::: Input :::

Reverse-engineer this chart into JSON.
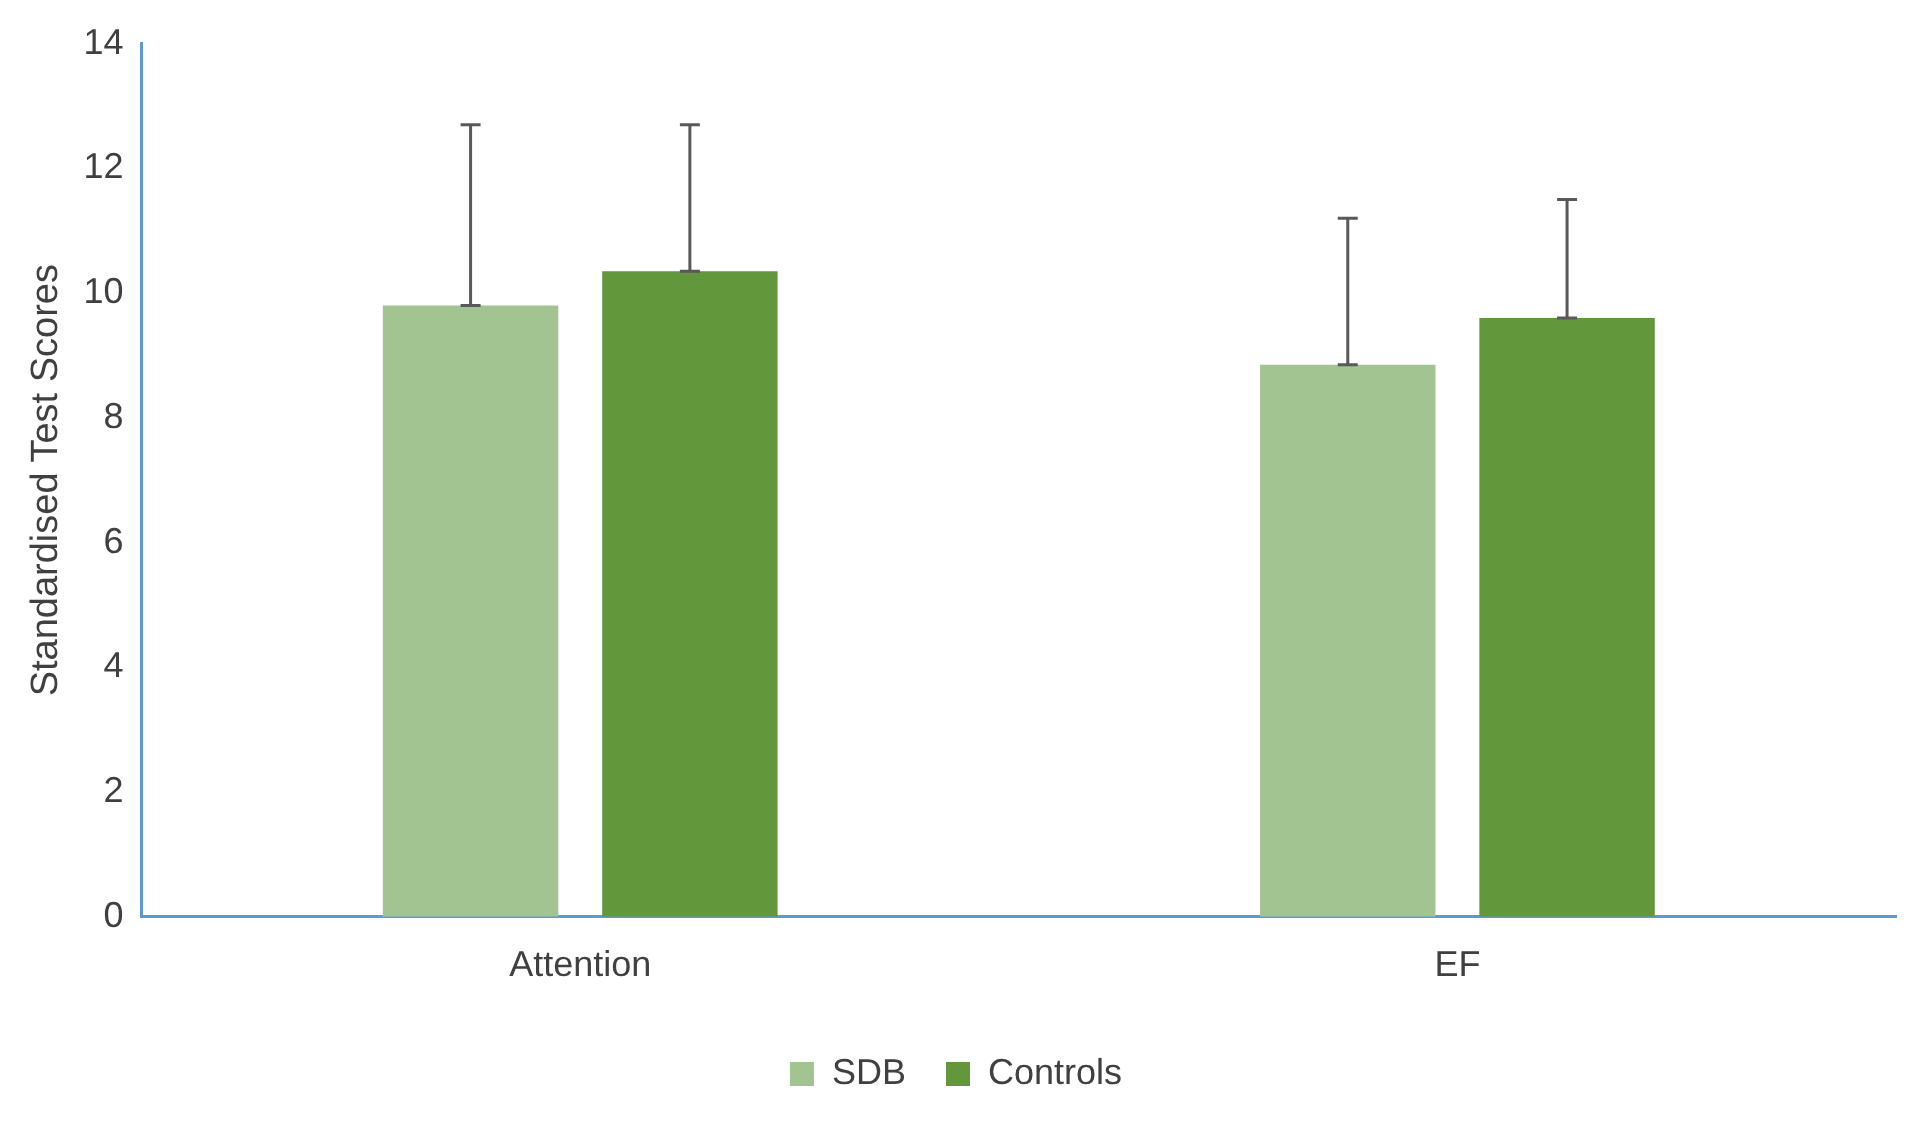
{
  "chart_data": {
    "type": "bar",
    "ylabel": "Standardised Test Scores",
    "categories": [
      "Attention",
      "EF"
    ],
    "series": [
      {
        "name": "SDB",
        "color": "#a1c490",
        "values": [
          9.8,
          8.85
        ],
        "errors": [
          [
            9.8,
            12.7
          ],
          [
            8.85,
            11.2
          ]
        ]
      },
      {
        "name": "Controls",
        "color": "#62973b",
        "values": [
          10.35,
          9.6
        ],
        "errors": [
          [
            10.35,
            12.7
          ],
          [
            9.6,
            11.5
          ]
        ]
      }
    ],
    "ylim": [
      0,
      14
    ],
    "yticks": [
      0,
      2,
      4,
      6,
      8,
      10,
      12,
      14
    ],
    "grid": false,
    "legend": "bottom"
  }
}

:::

◆ Stated goal
Leave out the pictures and copy everything else in the records word for word.

◆ Answer to the exercise
Reverse-engineer this chart into JSON.
{
  "chart_data": {
    "type": "bar",
    "ylabel": "Standardised Test Scores",
    "categories": [
      "Attention",
      "EF"
    ],
    "series": [
      {
        "name": "SDB",
        "color": "#a1c490",
        "values": [
          9.8,
          8.85
        ],
        "errors": [
          [
            9.8,
            12.7
          ],
          [
            8.85,
            11.2
          ]
        ]
      },
      {
        "name": "Controls",
        "color": "#62973b",
        "values": [
          10.35,
          9.6
        ],
        "errors": [
          [
            10.35,
            12.7
          ],
          [
            9.6,
            11.5
          ]
        ]
      }
    ],
    "ylim": [
      0,
      14
    ],
    "yticks": [
      0,
      2,
      4,
      6,
      8,
      10,
      12,
      14
    ],
    "grid": false,
    "legend": "bottom"
  }
}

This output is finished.